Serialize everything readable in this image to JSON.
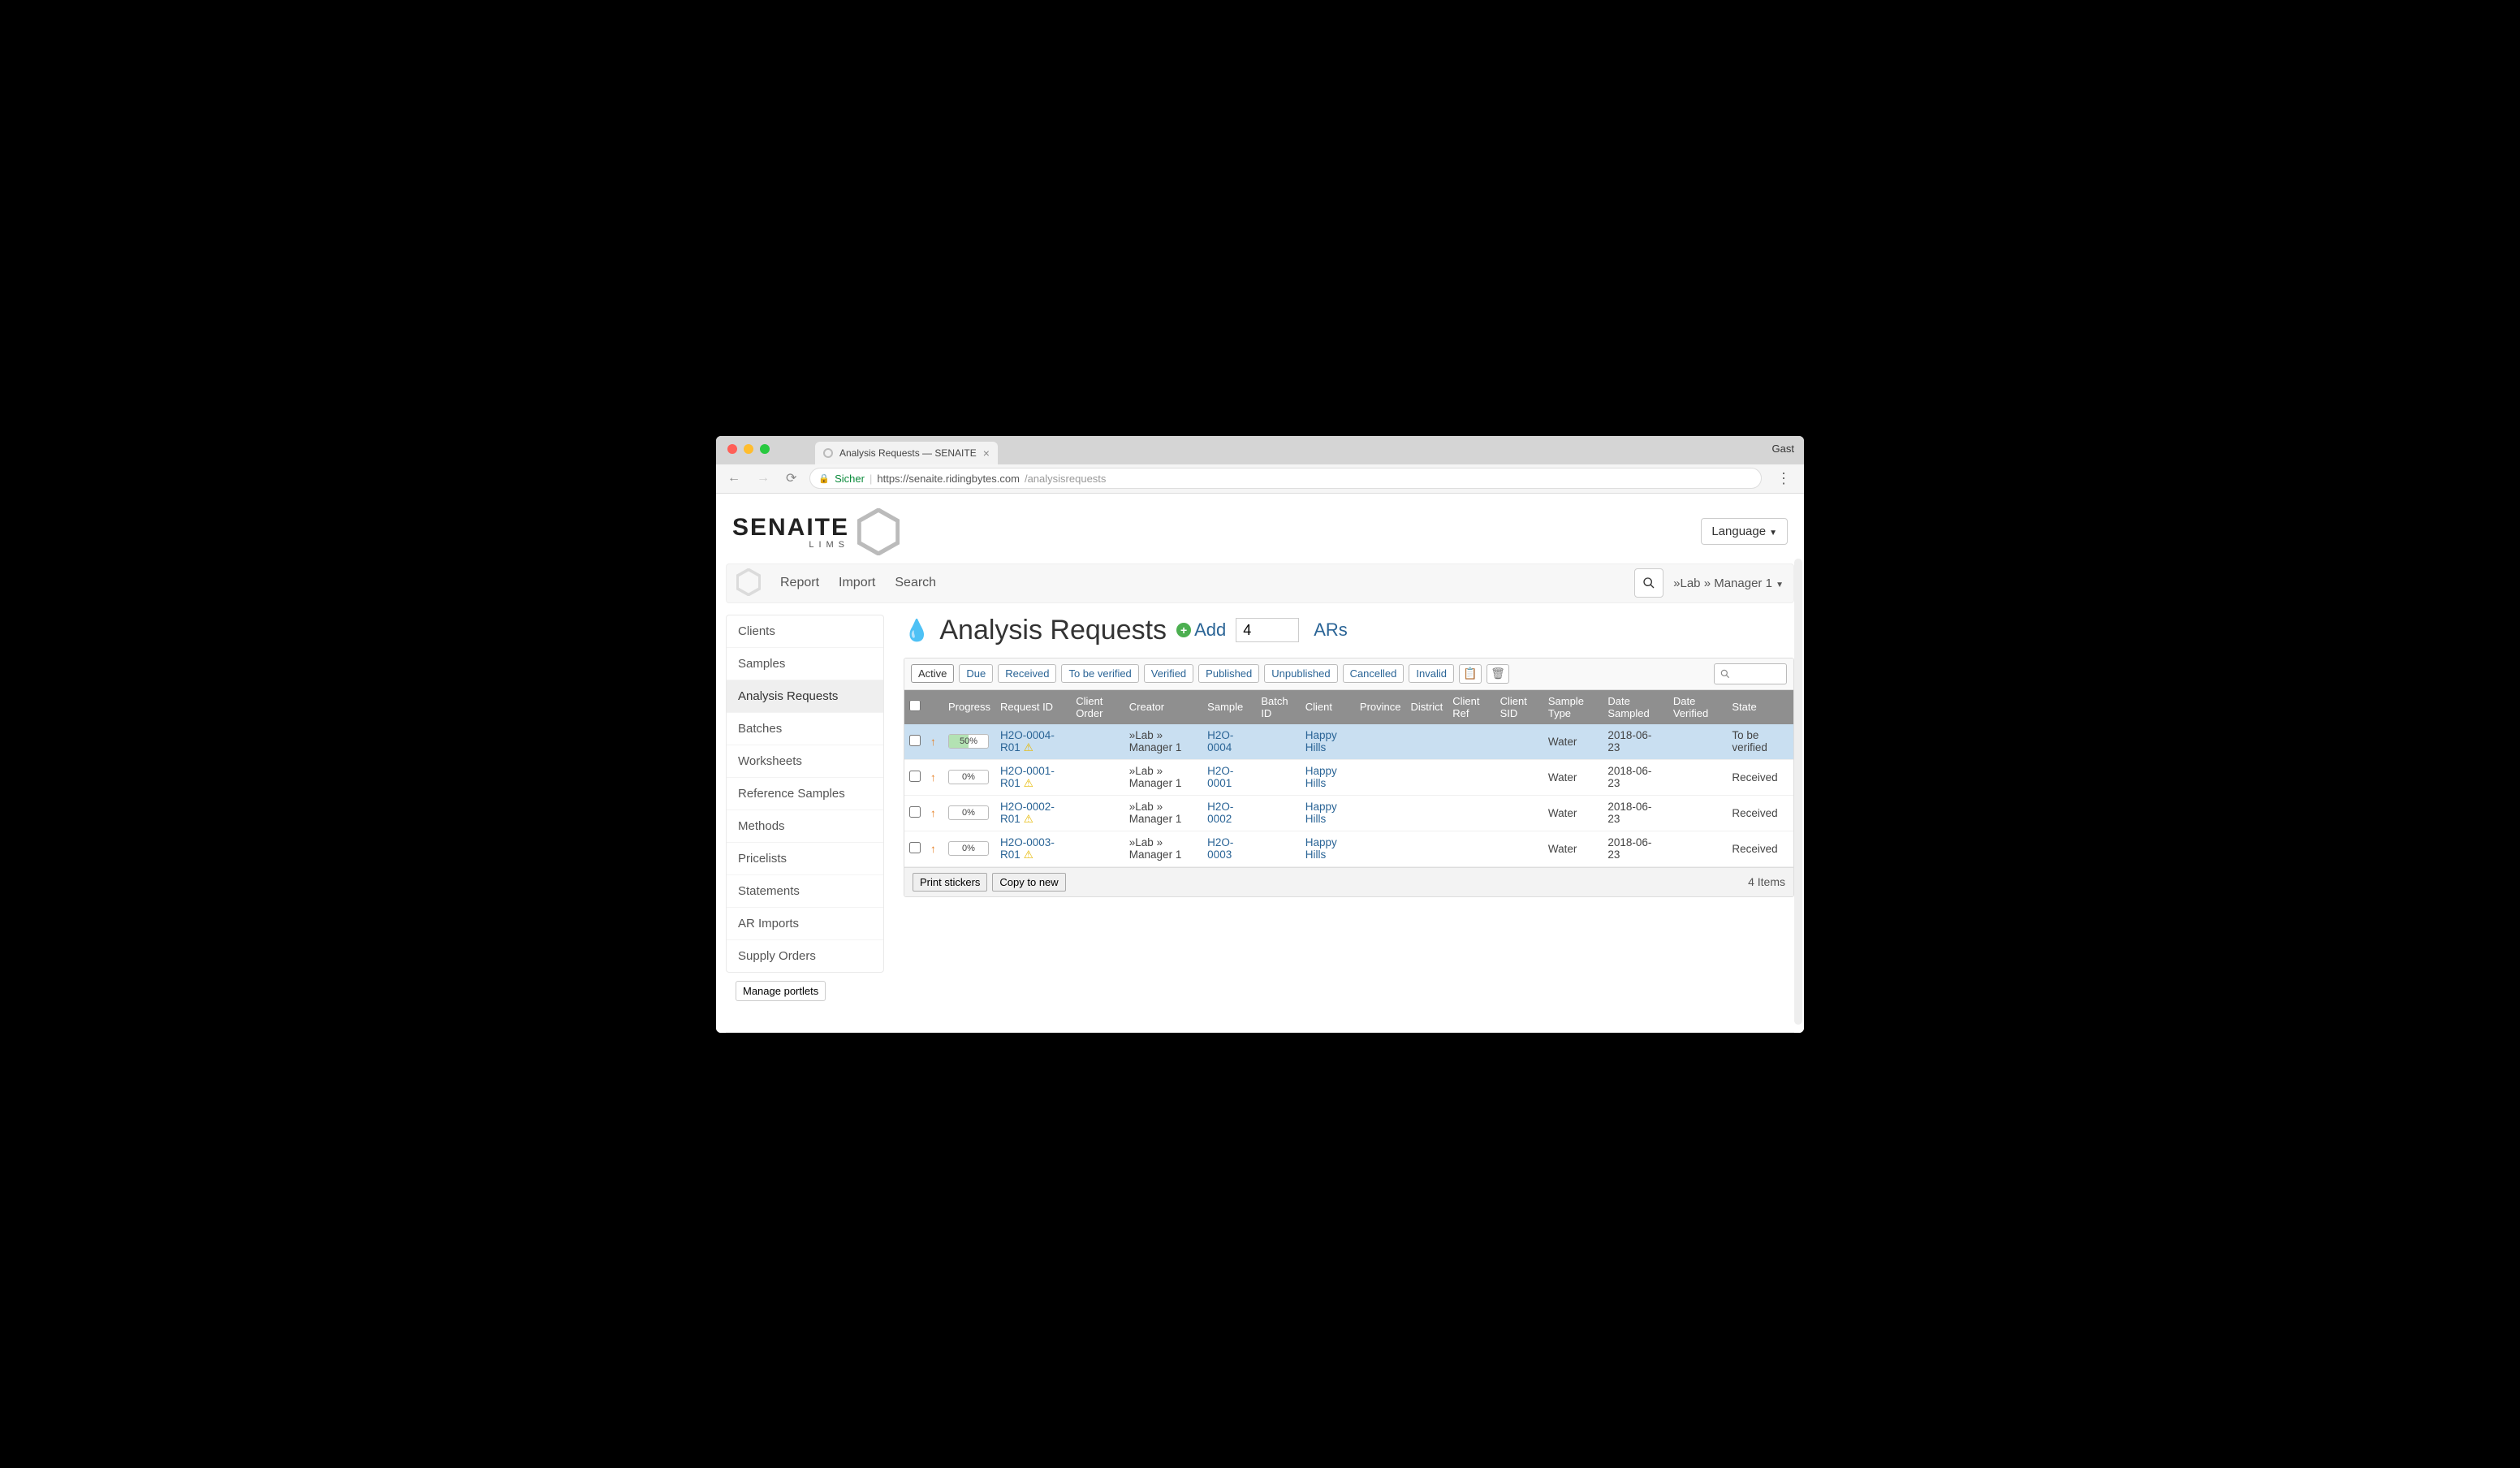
{
  "browser": {
    "tab_title": "Analysis Requests — SENAITE",
    "profile": "Gast",
    "secure_label": "Sicher",
    "url_prefix": "https://",
    "url_host": "senaite.ridingbytes.com",
    "url_path": "/analysisrequests"
  },
  "header": {
    "logo_text": "SENAITE",
    "logo_sub": "LIMS",
    "language_label": "Language"
  },
  "navbar": {
    "links": [
      "Report",
      "Import",
      "Search"
    ],
    "user_label": "»Lab » Manager 1"
  },
  "sidebar": {
    "items": [
      "Clients",
      "Samples",
      "Analysis Requests",
      "Batches",
      "Worksheets",
      "Reference Samples",
      "Methods",
      "Pricelists",
      "Statements",
      "AR Imports",
      "Supply Orders"
    ],
    "active_index": 2,
    "manage_label": "Manage portlets"
  },
  "page": {
    "title": "Analysis Requests",
    "add_label": "Add",
    "count_value": "4",
    "ars_label": "ARs"
  },
  "filters": {
    "tabs": [
      "Active",
      "Due",
      "Received",
      "To be verified",
      "Verified",
      "Published",
      "Unpublished",
      "Cancelled",
      "Invalid"
    ],
    "active_index": 0
  },
  "table": {
    "columns": [
      "",
      "",
      "Progress",
      "Request ID",
      "Client Order",
      "Creator",
      "Sample",
      "Batch ID",
      "Client",
      "Province",
      "District",
      "Client Ref",
      "Client SID",
      "Sample Type",
      "Date Sampled",
      "Date Verified",
      "State"
    ],
    "rows": [
      {
        "highlight": true,
        "progress": "50%",
        "request_id": "H2O-0004-R01",
        "creator": "»Lab » Manager 1",
        "sample": "H2O-0004",
        "client": "Happy Hills",
        "sample_type": "Water",
        "date_sampled": "2018-06-23",
        "state": "To be verified"
      },
      {
        "highlight": false,
        "progress": "0%",
        "request_id": "H2O-0001-R01",
        "creator": "»Lab » Manager 1",
        "sample": "H2O-0001",
        "client": "Happy Hills",
        "sample_type": "Water",
        "date_sampled": "2018-06-23",
        "state": "Received"
      },
      {
        "highlight": false,
        "progress": "0%",
        "request_id": "H2O-0002-R01",
        "creator": "»Lab » Manager 1",
        "sample": "H2O-0002",
        "client": "Happy Hills",
        "sample_type": "Water",
        "date_sampled": "2018-06-23",
        "state": "Received"
      },
      {
        "highlight": false,
        "progress": "0%",
        "request_id": "H2O-0003-R01",
        "creator": "»Lab » Manager 1",
        "sample": "H2O-0003",
        "client": "Happy Hills",
        "sample_type": "Water",
        "date_sampled": "2018-06-23",
        "state": "Received"
      }
    ],
    "footer_buttons": [
      "Print stickers",
      "Copy to new"
    ],
    "items_count": "4 Items"
  }
}
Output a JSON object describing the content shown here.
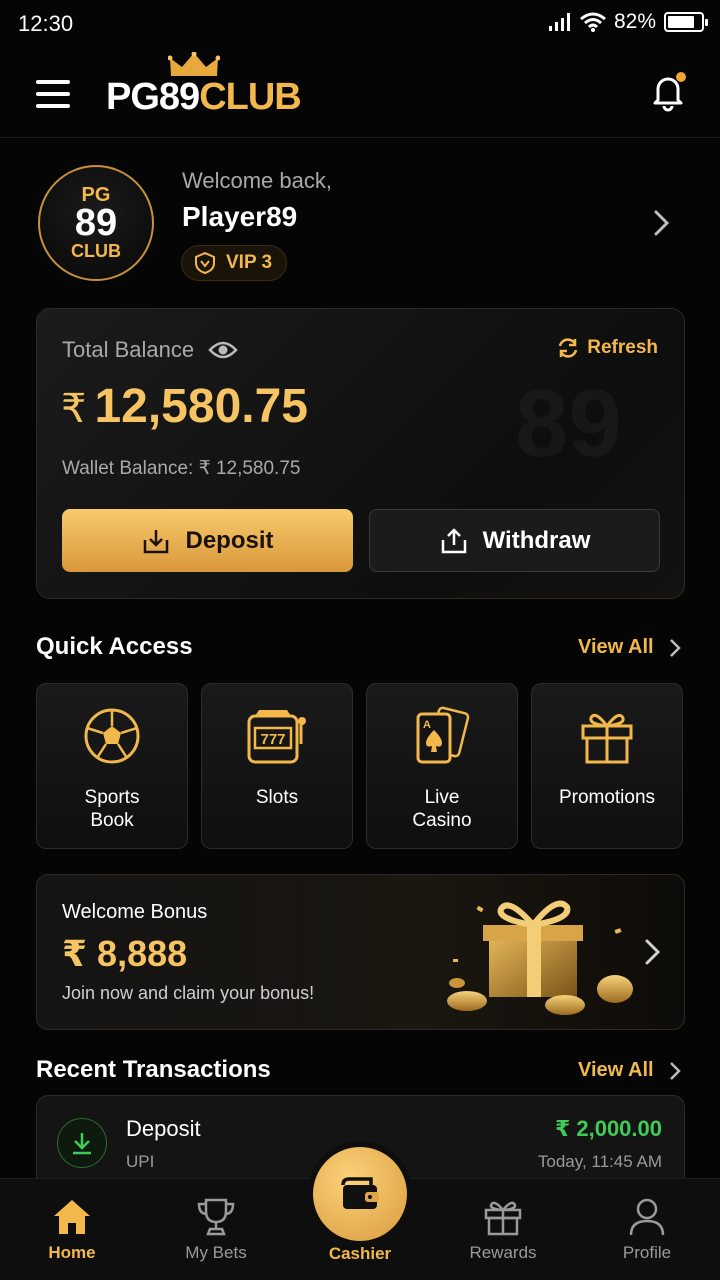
{
  "status_bar": {
    "time": "12:30",
    "battery": "82%",
    "battery_level": 0.82
  },
  "header": {
    "logo_left": "PG",
    "logo_num": "89",
    "logo_right": "CLUB",
    "notification_dot": true
  },
  "profile": {
    "avatar_top": "PG",
    "avatar_mid": "89",
    "avatar_bottom": "CLUB",
    "welcome": "Welcome back,",
    "username": "Player89",
    "vip": "VIP 3"
  },
  "balance": {
    "label": "Total Balance",
    "refresh": "Refresh",
    "currency": "₹",
    "amount": "12,580.75",
    "wallet": "Wallet Balance: ₹ 12,580.75",
    "deposit": "Deposit",
    "withdraw": "Withdraw"
  },
  "quick_access": {
    "title": "Quick Access",
    "view_all": "View All",
    "tiles": [
      {
        "label": "Sports\nBook",
        "icon": "soccer-ball-icon"
      },
      {
        "label": "Slots",
        "icon": "slot-machine-icon"
      },
      {
        "label": "Live\nCasino",
        "icon": "playing-cards-icon"
      },
      {
        "label": "Promotions",
        "icon": "gift-icon"
      }
    ]
  },
  "bonus": {
    "title": "Welcome Bonus",
    "amount": "₹ 8,888",
    "subtitle": "Join now and claim your bonus!"
  },
  "transactions": {
    "title": "Recent Transactions",
    "view_all": "View All",
    "items": [
      {
        "type": "Deposit",
        "method": "UPI",
        "amount": "₹ 2,000.00",
        "time": "Today, 11:45 AM"
      }
    ]
  },
  "bottom_nav": {
    "items": [
      {
        "label": "Home",
        "icon": "home-icon",
        "active": true
      },
      {
        "label": "My Bets",
        "icon": "trophy-icon"
      },
      {
        "label": "Cashier",
        "icon": "wallet-icon"
      },
      {
        "label": "Rewards",
        "icon": "gift-icon"
      },
      {
        "label": "Profile",
        "icon": "user-icon"
      }
    ]
  },
  "colors": {
    "gold": "#F2B84B",
    "background": "#050505",
    "positive": "#3FCB55"
  }
}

==============================

Your goal:
Check every line of the entries above for the word "icon" and report how many lines contain it, giving the number only.

Problem solution:
9